* Directive *
Show every line in the entries below where the word "кафедры" appears.

* Data for this task *
- - - - -
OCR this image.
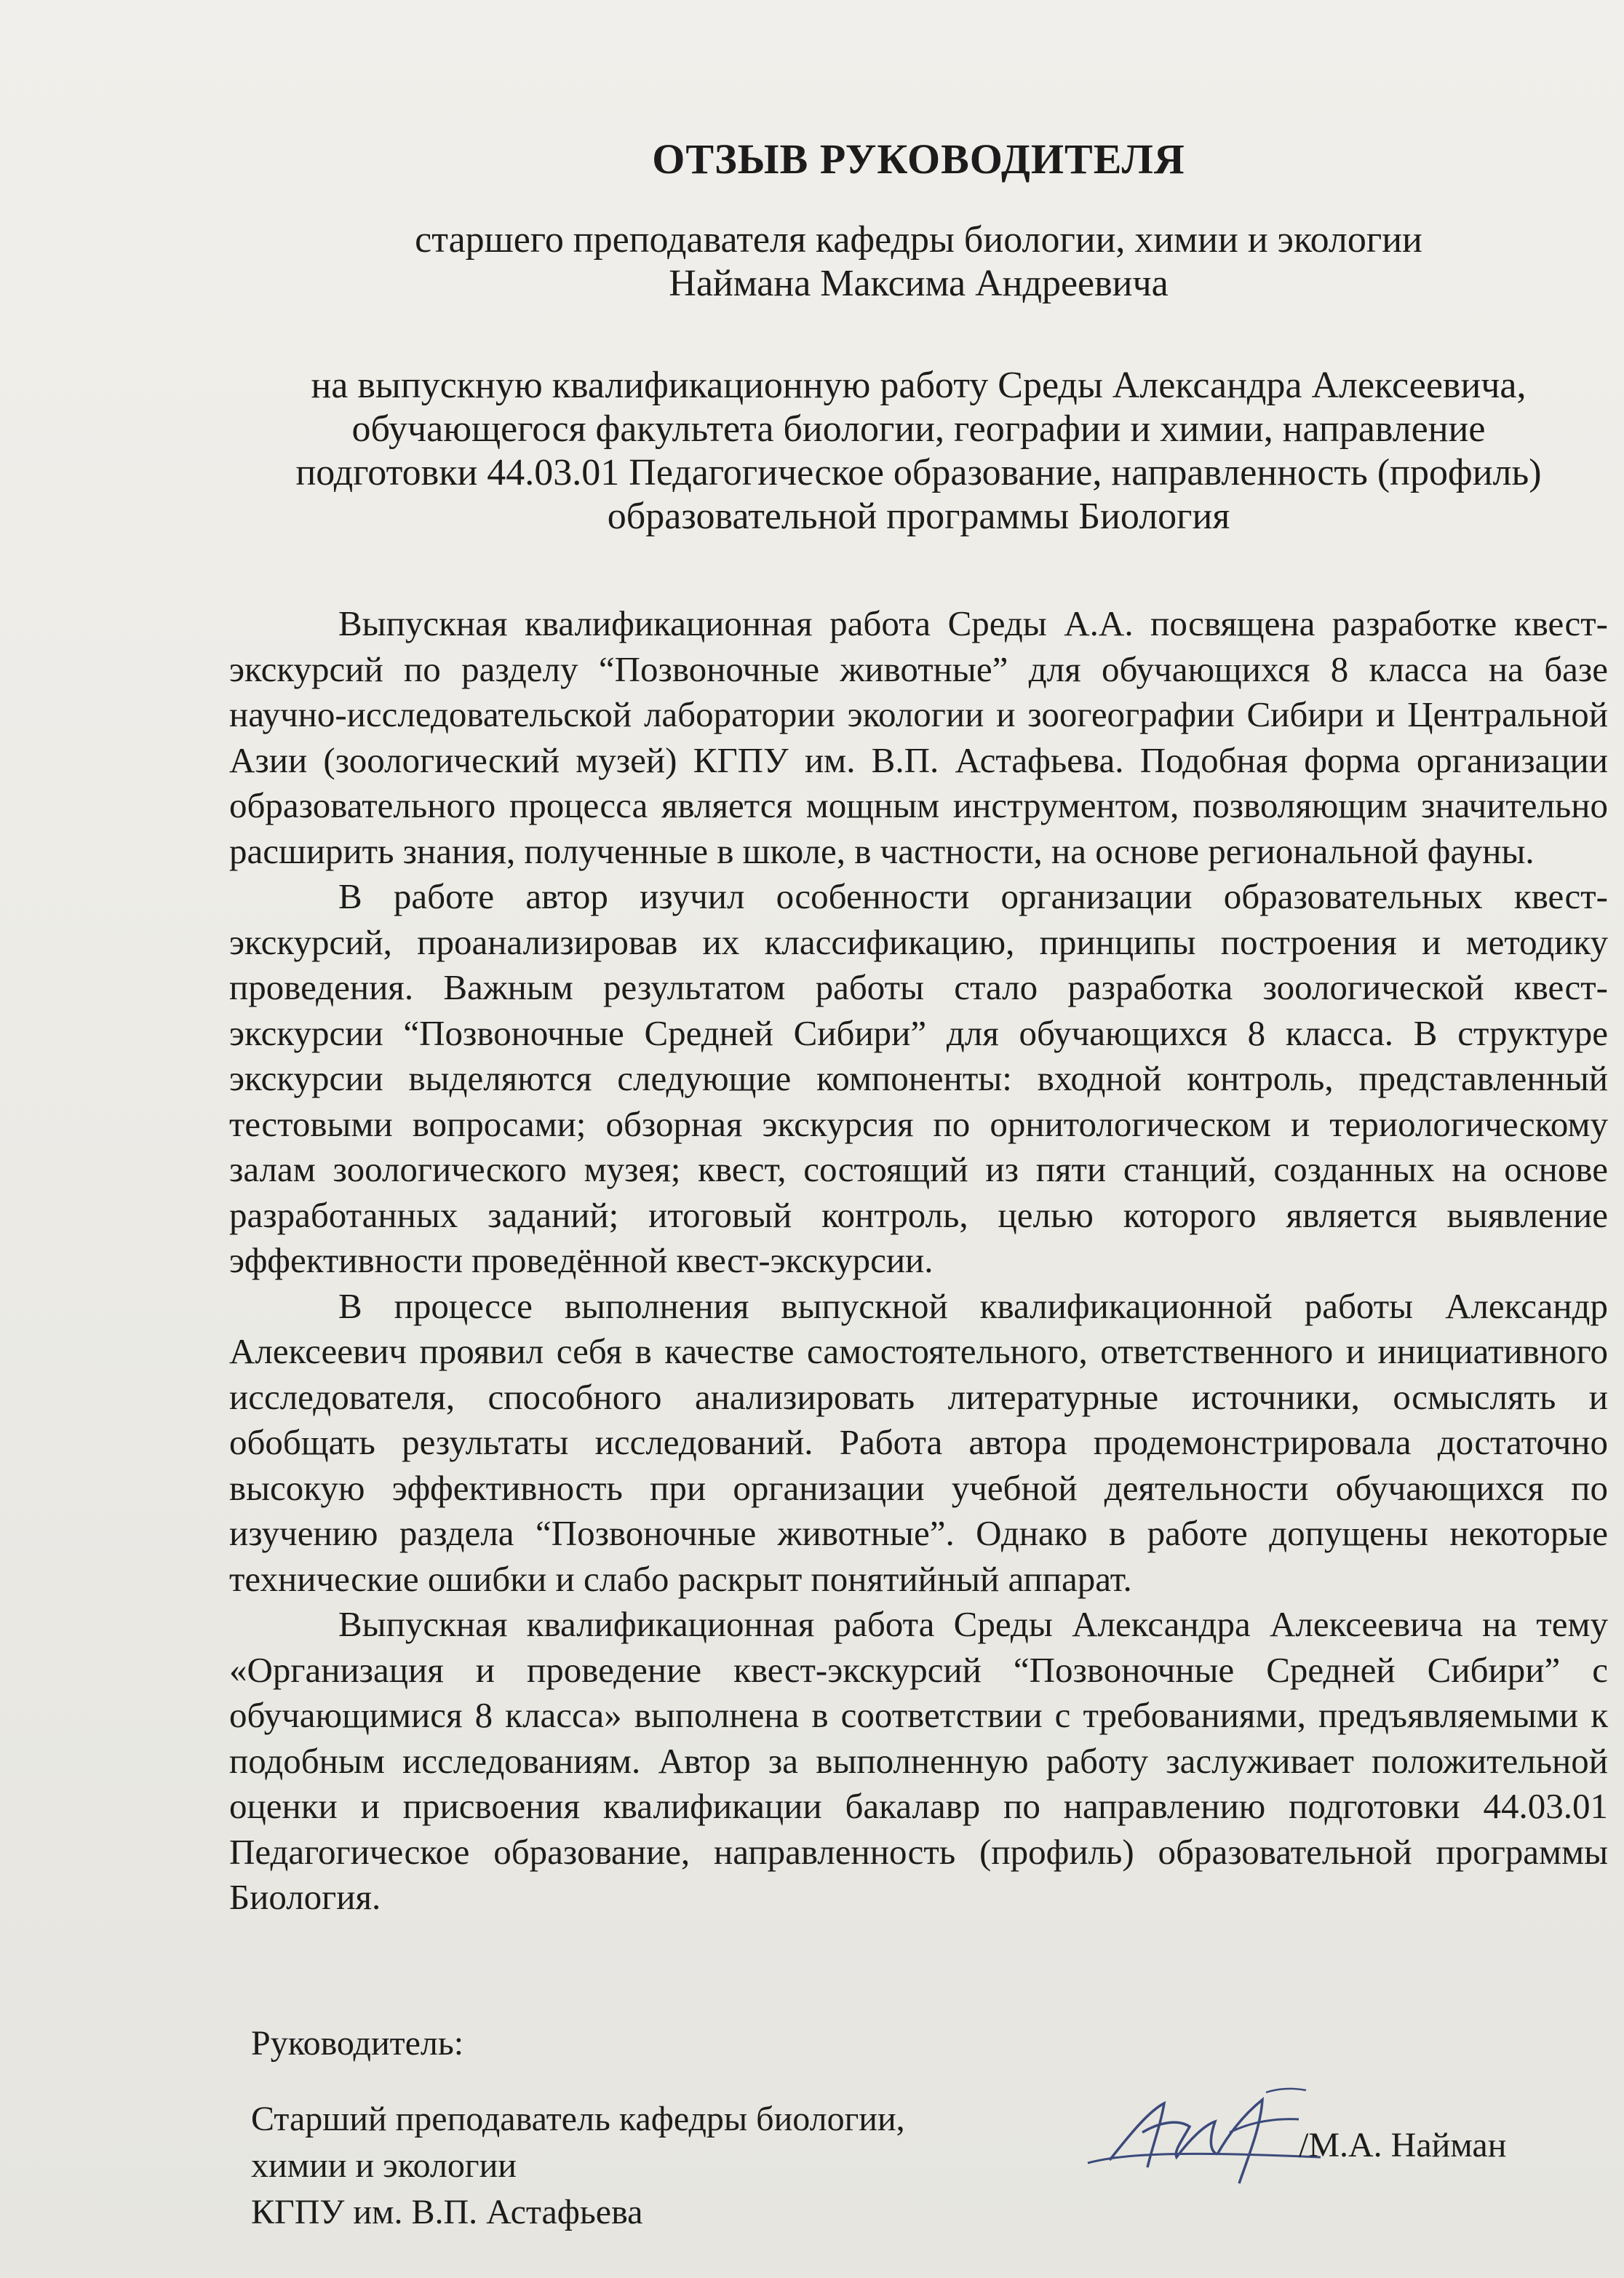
ОТЗЫВ РУКОВОДИТЕЛЯ
старшего преподавателя кафедры биологии, химии и экологии
Наймана Максима Андреевича
на выпускную квалификационную работу Среды Александра Алексеевича,
обучающегося факультета биологии, географии и химии, направление
подготовки 44.03.01 Педагогическое образование, направленность (профиль)
образовательной программы Биология

Выпускная квалификационная работа Среды А.А. посвящена разработке квест-экскурсий по разделу “Позвоночные животные” для обучающихся 8 класса на базе научно-исследовательской лаборатории экологии и зоогеографии Сибири и Центральной Азии (зоологический музей) КГПУ им. В.П. Астафьева. Подобная форма организации образовательного процесса является мощным инструментом, позволяющим значительно расширить знания, полученные в школе, в частности, на основе региональной фауны.

В работе автор изучил особенности организации образовательных квест-экскурсий, проанализировав их классификацию, принципы построения и методику проведения. Важным результатом работы стало разработка зоологической квест-экскурсии “Позвоночные Средней Сибири” для обучающихся 8 класса. В структуре экскурсии выделяются следующие компоненты: входной контроль, представленный тестовыми вопросами; обзорная экскурсия по орнитологическом и териологическому залам зоологического музея; квест, состоящий из пяти станций, созданных на основе разработанных заданий; итоговый контроль, целью которого является выявление эффективности проведённой квест-экскурсии.

В процессе выполнения выпускной квалификационной работы Александр Алексеевич проявил себя в качестве самостоятельного, ответственного и инициативного исследователя, способного анализировать литературные источники, осмыслять и обобщать результаты исследований. Работа автора продемонстрировала достаточно высокую эффективность при организации учебной деятельности обучающихся по изучению раздела “Позвоночные животные”. Однако в работе допущены некоторые технические ошибки и слабо раскрыт понятийный аппарат.

Выпускная квалификационная работа Среды Александра Алексеевича на тему «Организация и проведение квест-экскурсий “Позвоночные Средней Сибири” с обучающимися 8 класса» выполнена в соответствии с требованиями, предъявляемыми к подобным исследованиям. Автор за выполненную работу заслуживает положительной оценки и присвоения квалификации бакалавр по направлению подготовки 44.03.01 Педагогическое образование, направленность (профиль) образовательной программы Биология.

Руководитель:
Старший преподаватель кафедры биологии,
химии и экологии
КГПУ им. В.П. Астафьева
/М.А. Найман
- - - - -
* Full output *
старшего преподавателя кафедры биологии, химии и экологии
Старший преподаватель кафедры биологии,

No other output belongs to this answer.